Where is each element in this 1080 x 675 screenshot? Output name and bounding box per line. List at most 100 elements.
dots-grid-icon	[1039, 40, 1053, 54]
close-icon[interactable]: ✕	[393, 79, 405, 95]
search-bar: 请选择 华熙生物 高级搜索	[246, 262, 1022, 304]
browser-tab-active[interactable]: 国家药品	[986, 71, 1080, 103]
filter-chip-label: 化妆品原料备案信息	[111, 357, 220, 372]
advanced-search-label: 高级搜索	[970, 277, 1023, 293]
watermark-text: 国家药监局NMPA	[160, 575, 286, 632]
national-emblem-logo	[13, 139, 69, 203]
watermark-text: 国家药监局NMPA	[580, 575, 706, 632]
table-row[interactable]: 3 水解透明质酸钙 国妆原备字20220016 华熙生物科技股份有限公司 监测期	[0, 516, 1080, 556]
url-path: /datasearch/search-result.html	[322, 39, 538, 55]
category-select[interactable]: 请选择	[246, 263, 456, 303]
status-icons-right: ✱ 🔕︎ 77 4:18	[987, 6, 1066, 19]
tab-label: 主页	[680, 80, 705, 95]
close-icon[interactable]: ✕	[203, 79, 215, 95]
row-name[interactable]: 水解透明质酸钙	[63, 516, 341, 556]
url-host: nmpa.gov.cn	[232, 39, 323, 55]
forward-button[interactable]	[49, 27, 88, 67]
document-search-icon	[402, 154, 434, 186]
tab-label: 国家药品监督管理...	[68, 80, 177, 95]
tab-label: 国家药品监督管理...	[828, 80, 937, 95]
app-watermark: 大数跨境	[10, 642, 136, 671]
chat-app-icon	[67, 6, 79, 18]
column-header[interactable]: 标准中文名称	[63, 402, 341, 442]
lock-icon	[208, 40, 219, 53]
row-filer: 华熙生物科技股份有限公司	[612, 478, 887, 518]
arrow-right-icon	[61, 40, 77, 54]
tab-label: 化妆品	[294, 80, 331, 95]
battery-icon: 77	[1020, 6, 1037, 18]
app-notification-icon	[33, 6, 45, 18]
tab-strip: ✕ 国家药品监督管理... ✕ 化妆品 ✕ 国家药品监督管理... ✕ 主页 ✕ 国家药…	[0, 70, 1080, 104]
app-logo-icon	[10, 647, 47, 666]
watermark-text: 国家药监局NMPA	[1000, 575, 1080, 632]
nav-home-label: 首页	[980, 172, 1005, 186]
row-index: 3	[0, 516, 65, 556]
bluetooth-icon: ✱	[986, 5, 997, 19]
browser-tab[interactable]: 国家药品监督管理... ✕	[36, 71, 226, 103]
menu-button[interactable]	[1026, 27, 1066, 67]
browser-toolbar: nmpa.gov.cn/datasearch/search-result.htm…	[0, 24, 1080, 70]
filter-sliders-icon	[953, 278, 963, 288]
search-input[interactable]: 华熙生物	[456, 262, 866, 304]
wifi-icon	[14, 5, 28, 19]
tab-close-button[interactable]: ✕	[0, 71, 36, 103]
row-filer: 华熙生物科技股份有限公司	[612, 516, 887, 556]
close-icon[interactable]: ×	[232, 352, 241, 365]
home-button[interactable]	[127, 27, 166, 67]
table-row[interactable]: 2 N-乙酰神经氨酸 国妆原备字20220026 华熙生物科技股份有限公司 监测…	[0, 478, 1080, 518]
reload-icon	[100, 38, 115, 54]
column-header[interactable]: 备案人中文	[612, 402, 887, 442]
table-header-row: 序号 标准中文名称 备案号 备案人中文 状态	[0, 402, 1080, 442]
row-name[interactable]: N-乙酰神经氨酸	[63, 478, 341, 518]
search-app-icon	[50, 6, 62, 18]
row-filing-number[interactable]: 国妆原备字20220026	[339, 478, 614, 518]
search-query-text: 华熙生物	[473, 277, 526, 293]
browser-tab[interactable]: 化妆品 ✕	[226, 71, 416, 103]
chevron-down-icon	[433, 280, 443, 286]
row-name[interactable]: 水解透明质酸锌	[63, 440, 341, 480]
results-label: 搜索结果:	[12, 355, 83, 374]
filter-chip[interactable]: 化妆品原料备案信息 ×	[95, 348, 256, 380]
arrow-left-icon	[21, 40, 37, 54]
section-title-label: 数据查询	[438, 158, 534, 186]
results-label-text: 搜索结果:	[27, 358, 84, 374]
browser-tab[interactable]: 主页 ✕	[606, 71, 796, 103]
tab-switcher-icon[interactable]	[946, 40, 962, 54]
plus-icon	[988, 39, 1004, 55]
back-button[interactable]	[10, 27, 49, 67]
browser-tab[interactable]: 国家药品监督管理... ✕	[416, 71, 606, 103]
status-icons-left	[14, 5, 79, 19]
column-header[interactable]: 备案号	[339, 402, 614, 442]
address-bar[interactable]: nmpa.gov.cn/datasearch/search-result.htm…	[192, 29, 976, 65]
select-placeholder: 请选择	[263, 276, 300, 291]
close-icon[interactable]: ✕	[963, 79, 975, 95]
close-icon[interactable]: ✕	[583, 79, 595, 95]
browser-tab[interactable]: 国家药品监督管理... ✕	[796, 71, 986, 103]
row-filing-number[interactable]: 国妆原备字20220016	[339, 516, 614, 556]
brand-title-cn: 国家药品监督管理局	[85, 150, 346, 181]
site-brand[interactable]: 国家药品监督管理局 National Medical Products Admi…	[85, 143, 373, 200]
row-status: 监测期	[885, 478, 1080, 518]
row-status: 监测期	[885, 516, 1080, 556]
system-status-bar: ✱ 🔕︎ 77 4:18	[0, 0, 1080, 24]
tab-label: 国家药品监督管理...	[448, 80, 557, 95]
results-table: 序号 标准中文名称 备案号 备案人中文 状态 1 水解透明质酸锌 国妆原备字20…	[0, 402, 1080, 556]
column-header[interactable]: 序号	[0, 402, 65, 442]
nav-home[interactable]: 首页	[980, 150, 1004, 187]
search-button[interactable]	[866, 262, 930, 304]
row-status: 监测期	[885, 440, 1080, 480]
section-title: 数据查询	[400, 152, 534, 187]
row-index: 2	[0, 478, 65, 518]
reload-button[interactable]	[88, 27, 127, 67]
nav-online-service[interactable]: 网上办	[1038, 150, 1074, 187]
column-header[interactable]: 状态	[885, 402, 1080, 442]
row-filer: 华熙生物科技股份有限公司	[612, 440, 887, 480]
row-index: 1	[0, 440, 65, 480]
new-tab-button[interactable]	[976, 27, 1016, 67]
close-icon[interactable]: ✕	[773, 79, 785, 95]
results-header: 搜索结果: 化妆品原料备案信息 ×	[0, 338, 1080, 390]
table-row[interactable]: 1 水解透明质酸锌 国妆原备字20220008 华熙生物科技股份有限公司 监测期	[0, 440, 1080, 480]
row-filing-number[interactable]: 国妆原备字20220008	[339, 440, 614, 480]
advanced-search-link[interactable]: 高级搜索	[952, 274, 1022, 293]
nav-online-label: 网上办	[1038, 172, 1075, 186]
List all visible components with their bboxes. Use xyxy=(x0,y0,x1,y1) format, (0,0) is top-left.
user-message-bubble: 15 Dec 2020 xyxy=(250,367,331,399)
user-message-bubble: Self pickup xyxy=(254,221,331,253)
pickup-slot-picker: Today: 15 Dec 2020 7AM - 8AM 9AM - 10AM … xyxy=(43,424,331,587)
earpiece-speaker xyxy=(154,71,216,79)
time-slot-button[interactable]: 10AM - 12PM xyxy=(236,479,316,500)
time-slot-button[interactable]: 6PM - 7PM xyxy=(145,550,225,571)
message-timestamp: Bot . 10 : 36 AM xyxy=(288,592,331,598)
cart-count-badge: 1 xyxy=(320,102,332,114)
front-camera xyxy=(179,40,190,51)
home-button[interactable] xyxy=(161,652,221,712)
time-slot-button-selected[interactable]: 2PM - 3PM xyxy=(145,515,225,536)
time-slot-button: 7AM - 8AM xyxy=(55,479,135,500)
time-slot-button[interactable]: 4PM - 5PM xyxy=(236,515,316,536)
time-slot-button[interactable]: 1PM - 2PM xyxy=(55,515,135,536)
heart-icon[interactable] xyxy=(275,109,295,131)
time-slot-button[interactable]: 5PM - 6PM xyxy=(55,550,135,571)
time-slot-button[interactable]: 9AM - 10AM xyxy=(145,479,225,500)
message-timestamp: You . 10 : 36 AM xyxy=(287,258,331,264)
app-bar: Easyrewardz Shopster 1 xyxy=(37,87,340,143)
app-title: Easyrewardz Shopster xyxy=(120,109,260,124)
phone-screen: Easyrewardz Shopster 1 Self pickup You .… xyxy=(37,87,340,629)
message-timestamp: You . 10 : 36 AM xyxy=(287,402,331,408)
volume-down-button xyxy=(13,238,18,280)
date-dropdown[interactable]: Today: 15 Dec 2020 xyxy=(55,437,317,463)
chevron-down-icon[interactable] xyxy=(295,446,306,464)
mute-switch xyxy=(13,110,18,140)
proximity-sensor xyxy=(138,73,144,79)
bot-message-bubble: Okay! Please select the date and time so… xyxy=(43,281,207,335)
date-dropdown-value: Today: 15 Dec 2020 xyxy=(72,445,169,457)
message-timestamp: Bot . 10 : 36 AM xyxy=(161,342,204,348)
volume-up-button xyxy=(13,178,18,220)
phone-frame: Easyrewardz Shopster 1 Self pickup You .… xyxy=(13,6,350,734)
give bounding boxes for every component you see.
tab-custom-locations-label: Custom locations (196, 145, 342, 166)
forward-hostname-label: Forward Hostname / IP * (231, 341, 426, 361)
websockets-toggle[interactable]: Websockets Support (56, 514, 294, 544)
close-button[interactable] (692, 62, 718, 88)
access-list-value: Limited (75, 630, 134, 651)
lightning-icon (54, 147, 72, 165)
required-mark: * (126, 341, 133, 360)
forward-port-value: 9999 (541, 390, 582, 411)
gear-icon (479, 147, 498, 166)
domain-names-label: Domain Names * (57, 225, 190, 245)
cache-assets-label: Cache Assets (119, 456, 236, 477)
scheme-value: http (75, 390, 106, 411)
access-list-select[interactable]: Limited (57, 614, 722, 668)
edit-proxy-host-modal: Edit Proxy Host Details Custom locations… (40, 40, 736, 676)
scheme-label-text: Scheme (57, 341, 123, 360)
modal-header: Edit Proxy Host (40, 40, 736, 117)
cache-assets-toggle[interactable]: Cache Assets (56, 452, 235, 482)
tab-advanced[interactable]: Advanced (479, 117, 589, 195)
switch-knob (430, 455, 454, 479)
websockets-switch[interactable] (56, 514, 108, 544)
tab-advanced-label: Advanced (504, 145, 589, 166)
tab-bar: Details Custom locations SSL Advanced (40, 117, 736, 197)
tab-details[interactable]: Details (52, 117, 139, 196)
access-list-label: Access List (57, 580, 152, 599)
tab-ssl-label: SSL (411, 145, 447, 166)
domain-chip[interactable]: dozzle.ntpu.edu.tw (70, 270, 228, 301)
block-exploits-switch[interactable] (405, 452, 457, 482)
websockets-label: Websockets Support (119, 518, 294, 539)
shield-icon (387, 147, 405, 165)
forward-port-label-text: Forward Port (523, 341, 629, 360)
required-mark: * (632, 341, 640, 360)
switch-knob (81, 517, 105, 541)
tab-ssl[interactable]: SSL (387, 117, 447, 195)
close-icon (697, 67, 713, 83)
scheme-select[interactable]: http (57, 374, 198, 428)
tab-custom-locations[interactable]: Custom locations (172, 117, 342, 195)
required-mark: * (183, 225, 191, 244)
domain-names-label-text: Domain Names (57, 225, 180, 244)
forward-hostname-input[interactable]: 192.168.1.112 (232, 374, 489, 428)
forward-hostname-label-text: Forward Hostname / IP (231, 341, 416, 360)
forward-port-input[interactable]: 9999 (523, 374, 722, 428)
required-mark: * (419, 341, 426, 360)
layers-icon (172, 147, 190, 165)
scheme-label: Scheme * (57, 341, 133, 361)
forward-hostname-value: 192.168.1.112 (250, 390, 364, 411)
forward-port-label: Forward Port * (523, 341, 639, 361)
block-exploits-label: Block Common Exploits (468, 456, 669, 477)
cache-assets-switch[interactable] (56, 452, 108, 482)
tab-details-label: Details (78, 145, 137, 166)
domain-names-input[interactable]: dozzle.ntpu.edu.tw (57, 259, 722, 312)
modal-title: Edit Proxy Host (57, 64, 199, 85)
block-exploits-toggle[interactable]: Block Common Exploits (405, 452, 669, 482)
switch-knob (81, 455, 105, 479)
▬▬▬▬▬▬
| Exercise aim |
Please reproduce the data verbatim, from its first line up to and including the line containing "516, 341, 556]".

| Output for this exercise |
Where is each element in this 1080 x 675 screenshot? Output name and bounding box per line. List at most 100 elements.
dots-grid-icon	[1039, 40, 1053, 54]
close-icon[interactable]: ✕	[393, 79, 405, 95]
search-bar: 请选择 华熙生物 高级搜索	[246, 262, 1022, 304]
browser-tab-active[interactable]: 国家药品	[986, 71, 1080, 103]
filter-chip-label: 化妆品原料备案信息	[111, 357, 220, 372]
advanced-search-label: 高级搜索	[970, 277, 1023, 293]
watermark-text: 国家药监局NMPA	[160, 575, 286, 632]
national-emblem-logo	[13, 139, 69, 203]
watermark-text: 国家药监局NMPA	[580, 575, 706, 632]
table-row[interactable]: 3 水解透明质酸钙 国妆原备字20220016 华熙生物科技股份有限公司 监测期	[0, 516, 1080, 556]
url-path: /datasearch/search-result.html	[322, 39, 538, 55]
category-select[interactable]: 请选择	[246, 263, 456, 303]
status-icons-right: ✱ 🔕︎ 77 4:18	[987, 6, 1066, 19]
tab-label: 主页	[680, 80, 705, 95]
close-icon[interactable]: ✕	[203, 79, 215, 95]
row-name[interactable]: 水解透明质酸钙	[63, 516, 341, 556]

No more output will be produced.